Work instructions: Search the listing for "湘质安协字" and copy every line where it appears.

************

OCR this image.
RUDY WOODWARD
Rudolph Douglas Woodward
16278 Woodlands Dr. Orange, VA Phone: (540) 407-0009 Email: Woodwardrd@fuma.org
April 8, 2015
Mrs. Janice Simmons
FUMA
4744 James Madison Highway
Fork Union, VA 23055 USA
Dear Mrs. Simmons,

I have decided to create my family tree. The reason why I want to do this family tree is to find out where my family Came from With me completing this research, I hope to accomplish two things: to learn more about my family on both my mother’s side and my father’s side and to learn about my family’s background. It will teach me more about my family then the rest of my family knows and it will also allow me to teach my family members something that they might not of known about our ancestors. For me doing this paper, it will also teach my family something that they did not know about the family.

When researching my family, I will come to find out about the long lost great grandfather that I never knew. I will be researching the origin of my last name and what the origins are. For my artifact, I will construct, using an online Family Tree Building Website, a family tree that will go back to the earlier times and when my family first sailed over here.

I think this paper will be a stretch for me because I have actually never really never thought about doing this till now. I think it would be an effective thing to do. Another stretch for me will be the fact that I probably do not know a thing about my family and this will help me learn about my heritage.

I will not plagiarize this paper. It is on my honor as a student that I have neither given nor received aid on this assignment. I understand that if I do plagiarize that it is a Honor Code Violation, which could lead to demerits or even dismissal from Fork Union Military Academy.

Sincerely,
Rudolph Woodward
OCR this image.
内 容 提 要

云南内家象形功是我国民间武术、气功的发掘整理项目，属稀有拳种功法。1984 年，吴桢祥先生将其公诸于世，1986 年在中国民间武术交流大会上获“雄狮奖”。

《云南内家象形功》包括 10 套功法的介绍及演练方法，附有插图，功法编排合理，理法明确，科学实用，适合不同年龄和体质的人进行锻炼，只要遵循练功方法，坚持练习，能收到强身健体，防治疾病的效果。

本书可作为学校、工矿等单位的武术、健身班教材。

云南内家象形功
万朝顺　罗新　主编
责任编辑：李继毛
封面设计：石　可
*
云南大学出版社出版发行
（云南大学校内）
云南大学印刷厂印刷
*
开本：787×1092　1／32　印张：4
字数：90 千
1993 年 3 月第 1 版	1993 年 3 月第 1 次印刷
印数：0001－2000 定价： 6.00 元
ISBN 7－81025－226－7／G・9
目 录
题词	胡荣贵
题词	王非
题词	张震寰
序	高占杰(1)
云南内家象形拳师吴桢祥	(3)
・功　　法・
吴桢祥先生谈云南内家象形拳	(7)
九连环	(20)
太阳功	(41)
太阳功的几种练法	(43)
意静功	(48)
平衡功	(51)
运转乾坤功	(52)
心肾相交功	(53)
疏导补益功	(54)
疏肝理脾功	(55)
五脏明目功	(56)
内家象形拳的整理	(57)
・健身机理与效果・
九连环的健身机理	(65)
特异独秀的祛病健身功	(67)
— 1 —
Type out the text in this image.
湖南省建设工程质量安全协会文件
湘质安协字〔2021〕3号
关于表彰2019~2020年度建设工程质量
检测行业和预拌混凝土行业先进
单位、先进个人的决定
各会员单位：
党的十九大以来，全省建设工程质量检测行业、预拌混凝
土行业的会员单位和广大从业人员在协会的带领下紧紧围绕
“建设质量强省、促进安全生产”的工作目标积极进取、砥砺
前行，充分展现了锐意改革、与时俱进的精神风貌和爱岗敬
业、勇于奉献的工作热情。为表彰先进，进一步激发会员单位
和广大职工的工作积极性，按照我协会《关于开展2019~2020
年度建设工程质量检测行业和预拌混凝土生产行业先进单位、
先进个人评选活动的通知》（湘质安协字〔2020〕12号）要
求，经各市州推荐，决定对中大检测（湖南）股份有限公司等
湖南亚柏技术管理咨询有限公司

************

Solution for this task:
湘质安协字〔2021〕3号
先进个人评选活动的通知》（湘质安协字〔2020〕12号）要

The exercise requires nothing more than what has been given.